# Starling in flight



## weepete (May 14, 2020)

Got some starlings nesting on the roof, so I sat out on Sunday with my 150-600mm and tried to get some shots. They were very fast, so I had to resort to pre-focusing and trying to predict their flight path which was challenging! About 4 hours spent out and I got one single shot that's good enough to show. I'd not really been able to put my 5DmkIV to the test with birds since I bought it so it was good to give it a challengeand get back into the habit of using my long lens.

This is as one of the pair returned to the nest with a beak full of hawthorne flies, shot almost directly overhead.




Starling in Flight 1 by wee_pete, on Flickr


----------



## Fujidave (May 14, 2020)

Cracking shot, nice and sharp in the right places.


----------



## Space Face (May 14, 2020)

We've got them in the eves of our loft, right above our bed.  Bloody noisy buggers.  Used to have one a few years ago that sat in a tree in our front garden and I swear is sang the theme tune to the Adams Family TV show from way back when.

I was gonna say that looks like St Marks flies in it's gob until I realised that St Marks flies ARE Hawthorn flies

Good work and more patience than I have. 

I really need to 'exercise' along the cliffs and get some of the sea birds nesting right now.  Loads of farmland species too.


----------



## Jeff15 (May 14, 2020)

Excellent shooting......


----------



## weepete (May 14, 2020)

Fujidave said:


> Cracking shot, nice and sharp in the right places.



Thanks Fujidave, I couldn't raise the lens and get the camera to autofocus fast enough so ended up having to pre-focus and shoot through the flight. Thankfully I got one decent frame! 



Space Face said:


> We've got them in the eves of our loft, right above our bed.  Bloody noisy buggers.  Used to have one a few years ago that sat in a tree in our front garden and I swear is sang the theme tune to the Adams Family TV show from way back when.
> 
> I was gonna say that looks like St Marks flies in it's gob until I realised that St Marks flies ARE Hawthorn flies
> 
> ...

§ STATED EXERCISE 1:
In the listing, retype everything from the line containing "Annotate this image: name" down to the line containing "legend-label: Serie original", both of those lines included.
The thread and the listing have no connection to each other.

§ PROVIDED DATA:

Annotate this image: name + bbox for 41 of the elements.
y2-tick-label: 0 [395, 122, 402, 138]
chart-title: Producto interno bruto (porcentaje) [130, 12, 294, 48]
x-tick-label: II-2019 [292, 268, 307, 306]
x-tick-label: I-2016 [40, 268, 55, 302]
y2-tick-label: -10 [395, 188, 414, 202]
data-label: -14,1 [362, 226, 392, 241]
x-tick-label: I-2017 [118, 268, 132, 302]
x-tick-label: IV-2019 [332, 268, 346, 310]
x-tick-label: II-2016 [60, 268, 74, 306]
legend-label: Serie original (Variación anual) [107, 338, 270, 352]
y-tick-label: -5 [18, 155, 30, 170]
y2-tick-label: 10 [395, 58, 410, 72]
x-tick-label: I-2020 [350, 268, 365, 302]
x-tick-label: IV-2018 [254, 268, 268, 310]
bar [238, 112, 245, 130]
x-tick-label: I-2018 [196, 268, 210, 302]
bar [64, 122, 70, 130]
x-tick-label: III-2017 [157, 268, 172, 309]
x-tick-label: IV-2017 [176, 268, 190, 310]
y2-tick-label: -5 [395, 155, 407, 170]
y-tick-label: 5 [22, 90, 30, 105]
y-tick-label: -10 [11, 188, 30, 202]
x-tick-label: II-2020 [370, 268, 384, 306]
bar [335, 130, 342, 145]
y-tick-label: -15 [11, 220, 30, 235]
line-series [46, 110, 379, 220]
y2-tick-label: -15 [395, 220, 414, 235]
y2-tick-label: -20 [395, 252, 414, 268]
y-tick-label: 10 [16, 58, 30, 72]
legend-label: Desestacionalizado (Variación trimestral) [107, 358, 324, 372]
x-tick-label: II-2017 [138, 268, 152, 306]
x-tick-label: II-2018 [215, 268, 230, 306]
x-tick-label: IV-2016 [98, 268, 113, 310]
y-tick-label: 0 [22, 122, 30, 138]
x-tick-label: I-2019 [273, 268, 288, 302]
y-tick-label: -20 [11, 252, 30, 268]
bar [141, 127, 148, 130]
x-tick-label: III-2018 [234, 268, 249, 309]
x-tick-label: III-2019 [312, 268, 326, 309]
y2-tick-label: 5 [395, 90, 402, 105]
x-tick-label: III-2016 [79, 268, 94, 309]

* * *

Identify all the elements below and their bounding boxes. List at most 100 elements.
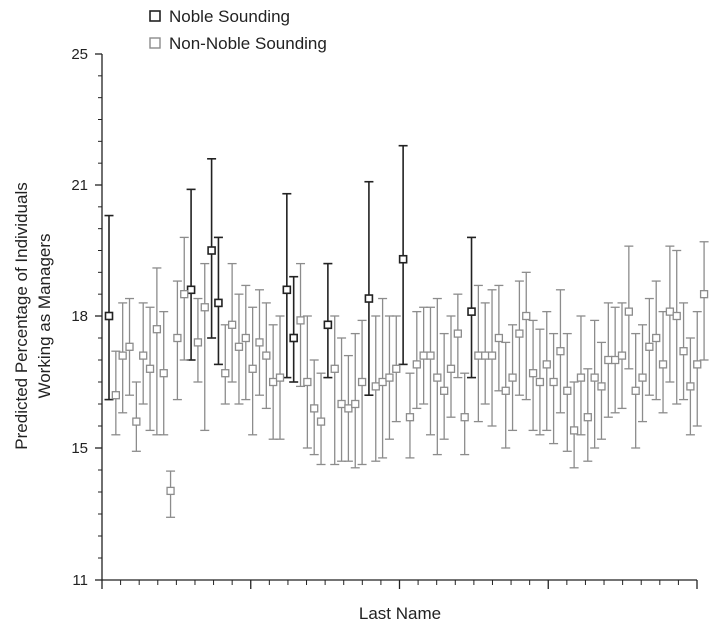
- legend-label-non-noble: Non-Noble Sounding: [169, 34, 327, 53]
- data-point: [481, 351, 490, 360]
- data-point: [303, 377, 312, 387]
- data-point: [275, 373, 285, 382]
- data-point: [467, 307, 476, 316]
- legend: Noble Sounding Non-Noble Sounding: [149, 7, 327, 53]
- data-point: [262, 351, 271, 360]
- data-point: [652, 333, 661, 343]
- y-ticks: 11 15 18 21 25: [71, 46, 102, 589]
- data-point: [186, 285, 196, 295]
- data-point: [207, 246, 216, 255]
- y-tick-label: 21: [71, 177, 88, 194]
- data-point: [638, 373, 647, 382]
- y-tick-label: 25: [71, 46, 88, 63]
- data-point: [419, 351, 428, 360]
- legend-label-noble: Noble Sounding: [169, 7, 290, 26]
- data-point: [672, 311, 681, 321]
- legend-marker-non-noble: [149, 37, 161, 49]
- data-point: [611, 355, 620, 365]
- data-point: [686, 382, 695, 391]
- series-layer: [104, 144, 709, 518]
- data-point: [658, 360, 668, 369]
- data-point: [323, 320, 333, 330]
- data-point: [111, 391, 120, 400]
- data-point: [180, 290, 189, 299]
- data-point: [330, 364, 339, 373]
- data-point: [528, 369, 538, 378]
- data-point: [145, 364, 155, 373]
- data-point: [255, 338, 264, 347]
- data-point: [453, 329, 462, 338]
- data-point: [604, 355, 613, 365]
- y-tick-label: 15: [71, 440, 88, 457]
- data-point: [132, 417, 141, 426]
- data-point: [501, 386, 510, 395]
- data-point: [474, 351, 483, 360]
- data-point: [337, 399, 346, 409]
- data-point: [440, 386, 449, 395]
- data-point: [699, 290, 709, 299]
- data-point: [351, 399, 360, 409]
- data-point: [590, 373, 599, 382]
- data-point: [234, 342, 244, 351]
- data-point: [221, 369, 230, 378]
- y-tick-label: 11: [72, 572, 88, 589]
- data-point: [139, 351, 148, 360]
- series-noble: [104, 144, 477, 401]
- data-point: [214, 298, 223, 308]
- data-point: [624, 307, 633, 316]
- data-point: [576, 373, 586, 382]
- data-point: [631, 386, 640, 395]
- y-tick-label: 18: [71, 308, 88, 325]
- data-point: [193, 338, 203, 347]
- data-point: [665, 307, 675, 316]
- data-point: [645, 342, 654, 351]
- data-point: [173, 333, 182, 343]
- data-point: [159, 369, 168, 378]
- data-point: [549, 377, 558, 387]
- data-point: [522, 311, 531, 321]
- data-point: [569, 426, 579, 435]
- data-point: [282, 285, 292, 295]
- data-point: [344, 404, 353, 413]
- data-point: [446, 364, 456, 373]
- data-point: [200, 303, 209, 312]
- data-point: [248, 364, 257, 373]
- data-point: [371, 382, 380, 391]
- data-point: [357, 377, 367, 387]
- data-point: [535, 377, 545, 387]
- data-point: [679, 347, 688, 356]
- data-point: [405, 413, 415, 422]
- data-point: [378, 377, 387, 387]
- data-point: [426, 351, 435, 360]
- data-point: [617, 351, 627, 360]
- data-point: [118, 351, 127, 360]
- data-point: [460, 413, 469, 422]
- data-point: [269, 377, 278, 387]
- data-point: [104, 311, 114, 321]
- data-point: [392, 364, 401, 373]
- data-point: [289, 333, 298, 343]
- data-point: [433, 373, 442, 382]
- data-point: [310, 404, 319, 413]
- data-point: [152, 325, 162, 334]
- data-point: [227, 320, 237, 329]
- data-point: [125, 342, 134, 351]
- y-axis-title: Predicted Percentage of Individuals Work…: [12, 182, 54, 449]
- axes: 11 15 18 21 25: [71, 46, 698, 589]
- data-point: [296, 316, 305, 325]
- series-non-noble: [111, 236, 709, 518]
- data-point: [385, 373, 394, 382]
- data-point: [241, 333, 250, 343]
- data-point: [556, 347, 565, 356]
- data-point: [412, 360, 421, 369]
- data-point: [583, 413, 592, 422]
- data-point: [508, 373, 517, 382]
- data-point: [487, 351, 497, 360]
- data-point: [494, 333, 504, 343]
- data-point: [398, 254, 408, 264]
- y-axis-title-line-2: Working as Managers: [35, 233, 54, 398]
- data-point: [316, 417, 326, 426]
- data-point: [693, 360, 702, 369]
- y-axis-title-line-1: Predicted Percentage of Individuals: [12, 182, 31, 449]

--

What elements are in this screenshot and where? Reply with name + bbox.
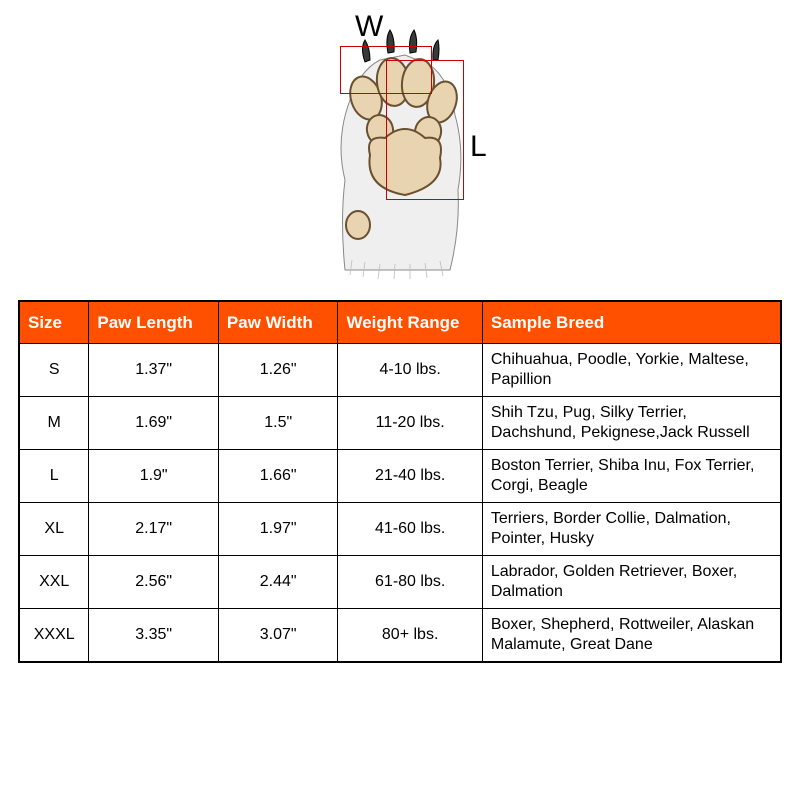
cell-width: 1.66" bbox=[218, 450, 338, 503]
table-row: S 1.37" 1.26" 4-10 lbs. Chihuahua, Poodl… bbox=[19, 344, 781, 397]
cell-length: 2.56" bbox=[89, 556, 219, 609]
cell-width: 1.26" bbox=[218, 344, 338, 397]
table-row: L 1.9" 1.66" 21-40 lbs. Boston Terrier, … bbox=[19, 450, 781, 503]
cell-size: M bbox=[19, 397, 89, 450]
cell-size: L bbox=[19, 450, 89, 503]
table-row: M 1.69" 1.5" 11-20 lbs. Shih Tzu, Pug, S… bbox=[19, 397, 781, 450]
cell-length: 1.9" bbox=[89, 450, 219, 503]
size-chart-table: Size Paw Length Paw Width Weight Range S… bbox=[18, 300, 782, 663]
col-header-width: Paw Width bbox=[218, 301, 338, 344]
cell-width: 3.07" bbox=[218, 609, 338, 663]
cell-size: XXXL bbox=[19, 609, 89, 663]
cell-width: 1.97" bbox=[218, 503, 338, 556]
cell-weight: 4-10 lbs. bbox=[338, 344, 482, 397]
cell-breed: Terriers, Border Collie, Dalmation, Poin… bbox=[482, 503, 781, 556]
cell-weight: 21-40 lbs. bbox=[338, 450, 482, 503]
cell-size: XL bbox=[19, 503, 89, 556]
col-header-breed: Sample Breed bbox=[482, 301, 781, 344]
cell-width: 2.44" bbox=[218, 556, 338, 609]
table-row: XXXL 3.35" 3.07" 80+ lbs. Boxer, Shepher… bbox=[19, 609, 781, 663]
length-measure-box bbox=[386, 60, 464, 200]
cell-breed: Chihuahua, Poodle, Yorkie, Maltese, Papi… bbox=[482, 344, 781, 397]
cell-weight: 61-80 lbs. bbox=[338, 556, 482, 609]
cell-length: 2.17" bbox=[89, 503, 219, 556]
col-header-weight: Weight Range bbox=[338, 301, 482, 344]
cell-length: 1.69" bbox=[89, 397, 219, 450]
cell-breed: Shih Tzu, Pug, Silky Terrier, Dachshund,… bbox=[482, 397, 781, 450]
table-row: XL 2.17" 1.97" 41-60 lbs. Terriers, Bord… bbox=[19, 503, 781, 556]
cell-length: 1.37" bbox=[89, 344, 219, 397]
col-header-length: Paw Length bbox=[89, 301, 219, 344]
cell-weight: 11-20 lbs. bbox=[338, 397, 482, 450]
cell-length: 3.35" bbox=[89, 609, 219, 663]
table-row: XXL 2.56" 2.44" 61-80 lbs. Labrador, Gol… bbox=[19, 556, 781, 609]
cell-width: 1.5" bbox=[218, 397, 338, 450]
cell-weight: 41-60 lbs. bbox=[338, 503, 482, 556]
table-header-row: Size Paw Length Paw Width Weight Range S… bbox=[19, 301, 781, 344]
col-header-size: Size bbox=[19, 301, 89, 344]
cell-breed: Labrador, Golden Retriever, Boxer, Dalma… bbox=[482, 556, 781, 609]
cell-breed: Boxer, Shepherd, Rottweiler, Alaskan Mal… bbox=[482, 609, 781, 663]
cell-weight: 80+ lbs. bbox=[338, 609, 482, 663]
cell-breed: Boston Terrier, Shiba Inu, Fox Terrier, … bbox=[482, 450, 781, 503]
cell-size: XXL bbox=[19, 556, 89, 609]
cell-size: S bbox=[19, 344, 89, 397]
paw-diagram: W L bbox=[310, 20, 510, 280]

§ STATED EXERCISE 2:
In the starling-in-flight thread, about how many hours did weepete spend outside to get one usable shot?

§ CORRECT ANSWER 1:
Annotate this image: name + bbox for 41 of the elements.
y2-tick-label: 0 [395, 122, 402, 138]
chart-title: Producto interno bruto (porcentaje) [130, 12, 294, 48]
x-tick-label: II-2019 [292, 268, 307, 306]
x-tick-label: I-2016 [40, 268, 55, 302]
y2-tick-label: -10 [395, 188, 414, 202]
data-label: -14,1 [362, 226, 392, 241]
x-tick-label: I-2017 [118, 268, 132, 302]
x-tick-label: IV-2019 [332, 268, 346, 310]
x-tick-label: II-2016 [60, 268, 74, 306]
legend-label: Serie original (Variación anual) [107, 338, 270, 352]

§ CORRECT ANSWER 2:
About 4 hours.